* [The input]:
※

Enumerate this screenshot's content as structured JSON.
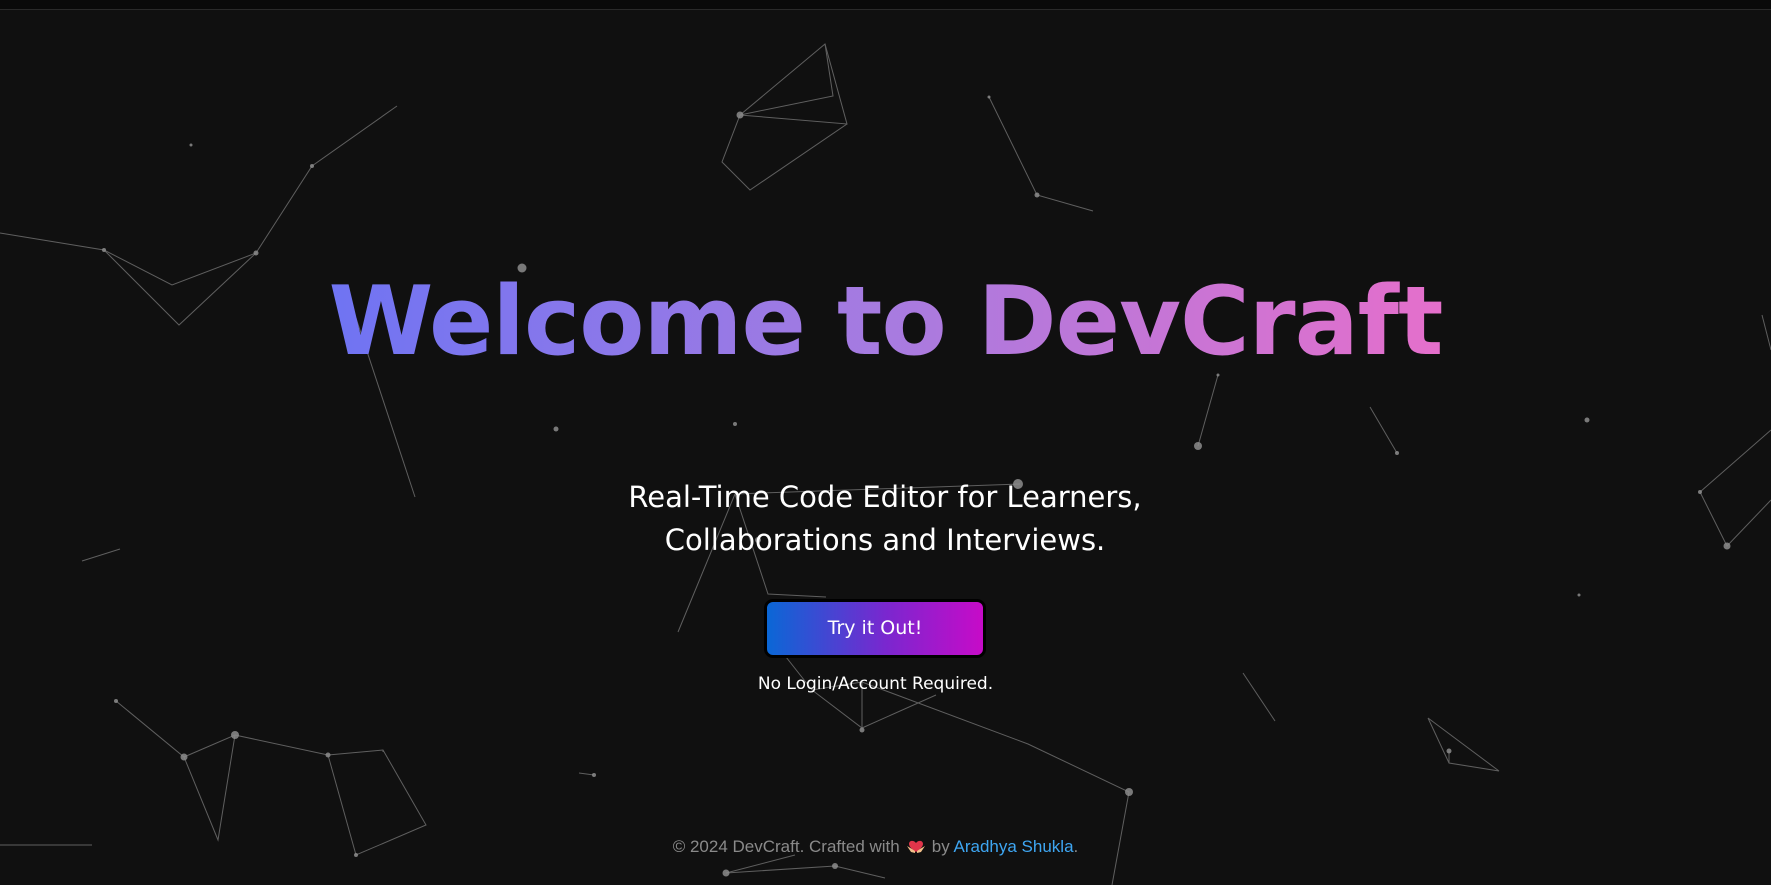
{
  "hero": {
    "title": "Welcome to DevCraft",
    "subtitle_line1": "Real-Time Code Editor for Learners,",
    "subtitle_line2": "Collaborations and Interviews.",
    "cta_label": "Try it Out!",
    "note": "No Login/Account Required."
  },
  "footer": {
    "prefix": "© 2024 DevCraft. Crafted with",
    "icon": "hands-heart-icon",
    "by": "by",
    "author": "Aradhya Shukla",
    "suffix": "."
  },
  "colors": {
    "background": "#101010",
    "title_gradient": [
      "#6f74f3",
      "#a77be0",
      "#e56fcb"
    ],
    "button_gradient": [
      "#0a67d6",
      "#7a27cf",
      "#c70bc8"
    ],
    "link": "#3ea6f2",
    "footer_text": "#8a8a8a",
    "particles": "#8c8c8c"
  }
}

※

Copy every record character for character. Skip the pictures.

Enumerate this screenshot's content as structured JSON.
{
  "hero": {
    "title": "Welcome to DevCraft",
    "subtitle_line1": "Real-Time Code Editor for Learners,",
    "subtitle_line2": "Collaborations and Interviews.",
    "cta_label": "Try it Out!",
    "note": "No Login/Account Required."
  },
  "footer": {
    "prefix": "© 2024 DevCraft. Crafted with",
    "icon": "hands-heart-icon",
    "by": "by",
    "author": "Aradhya Shukla",
    "suffix": "."
  },
  "colors": {
    "background": "#101010",
    "title_gradient": [
      "#6f74f3",
      "#a77be0",
      "#e56fcb"
    ],
    "button_gradient": [
      "#0a67d6",
      "#7a27cf",
      "#c70bc8"
    ],
    "link": "#3ea6f2",
    "footer_text": "#8a8a8a",
    "particles": "#8c8c8c"
  }
}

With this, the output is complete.